### What you should do
Write the material out again, line by line, exactly as it is.

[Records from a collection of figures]
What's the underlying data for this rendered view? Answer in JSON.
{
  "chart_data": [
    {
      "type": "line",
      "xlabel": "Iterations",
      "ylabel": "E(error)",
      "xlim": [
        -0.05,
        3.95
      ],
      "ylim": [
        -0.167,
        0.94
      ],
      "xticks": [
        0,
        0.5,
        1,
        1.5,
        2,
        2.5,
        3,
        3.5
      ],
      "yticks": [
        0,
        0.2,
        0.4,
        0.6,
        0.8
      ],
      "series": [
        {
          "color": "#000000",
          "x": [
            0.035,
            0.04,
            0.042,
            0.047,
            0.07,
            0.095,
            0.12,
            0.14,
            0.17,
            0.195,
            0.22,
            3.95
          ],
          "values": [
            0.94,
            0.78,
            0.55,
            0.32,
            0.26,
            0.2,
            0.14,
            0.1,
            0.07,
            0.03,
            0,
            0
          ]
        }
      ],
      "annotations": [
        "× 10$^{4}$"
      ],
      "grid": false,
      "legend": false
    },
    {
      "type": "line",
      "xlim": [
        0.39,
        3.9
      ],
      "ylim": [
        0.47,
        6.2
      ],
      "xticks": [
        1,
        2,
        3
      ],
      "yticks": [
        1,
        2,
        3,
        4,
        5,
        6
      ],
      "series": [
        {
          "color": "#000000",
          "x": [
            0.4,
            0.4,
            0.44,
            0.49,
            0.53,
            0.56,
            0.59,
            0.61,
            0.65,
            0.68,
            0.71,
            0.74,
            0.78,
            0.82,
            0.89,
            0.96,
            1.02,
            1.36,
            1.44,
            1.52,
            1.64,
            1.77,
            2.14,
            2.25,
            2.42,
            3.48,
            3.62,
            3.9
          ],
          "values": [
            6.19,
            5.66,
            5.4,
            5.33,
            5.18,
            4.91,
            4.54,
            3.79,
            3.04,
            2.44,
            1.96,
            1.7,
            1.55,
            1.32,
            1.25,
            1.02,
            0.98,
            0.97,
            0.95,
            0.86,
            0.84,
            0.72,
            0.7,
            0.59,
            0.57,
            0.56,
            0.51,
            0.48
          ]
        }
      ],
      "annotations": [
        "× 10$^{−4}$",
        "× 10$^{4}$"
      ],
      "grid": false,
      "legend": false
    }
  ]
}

### Solution to the problem
What's the underlying data for this rendered view? Answer in JSON.
{
  "chart_data": [
    {
      "type": "line",
      "xlabel": "Iterations",
      "ylabel": "E(error)",
      "xlim": [
        -0.05,
        3.95
      ],
      "ylim": [
        -0.167,
        0.94
      ],
      "xticks": [
        0,
        0.5,
        1,
        1.5,
        2,
        2.5,
        3,
        3.5
      ],
      "yticks": [
        0,
        0.2,
        0.4,
        0.6,
        0.8
      ],
      "series": [
        {
          "color": "#000000",
          "x": [
            0.035,
            0.04,
            0.042,
            0.047,
            0.07,
            0.095,
            0.12,
            0.14,
            0.17,
            0.195,
            0.22,
            3.95
          ],
          "values": [
            0.94,
            0.78,
            0.55,
            0.32,
            0.26,
            0.2,
            0.14,
            0.1,
            0.07,
            0.03,
            0,
            0
          ]
        }
      ],
      "annotations": [
        "× 10$^{4}$"
      ],
      "grid": false,
      "legend": false
    },
    {
      "type": "line",
      "xlim": [
        0.39,
        3.9
      ],
      "ylim": [
        0.47,
        6.2
      ],
      "xticks": [
        1,
        2,
        3
      ],
      "yticks": [
        1,
        2,
        3,
        4,
        5,
        6
      ],
      "series": [
        {
          "color": "#000000",
          "x": [
            0.4,
            0.4,
            0.44,
            0.49,
            0.53,
            0.56,
            0.59,
            0.61,
            0.65,
            0.68,
            0.71,
            0.74,
            0.78,
            0.82,
            0.89,
            0.96,
            1.02,
            1.36,
            1.44,
            1.52,
            1.64,
            1.77,
            2.14,
            2.25,
            2.42,
            3.48,
            3.62,
            3.9
          ],
          "values": [
            6.19,
            5.66,
            5.4,
            5.33,
            5.18,
            4.91,
            4.54,
            3.79,
            3.04,
            2.44,
            1.96,
            1.7,
            1.55,
            1.32,
            1.25,
            1.02,
            0.98,
            0.97,
            0.95,
            0.86,
            0.84,
            0.72,
            0.7,
            0.59,
            0.57,
            0.56,
            0.51,
            0.48
          ]
        }
      ],
      "annotations": [
        "× 10$^{−4}$",
        "× 10$^{4}$"
      ],
      "grid": false,
      "legend": false
    }
  ]
}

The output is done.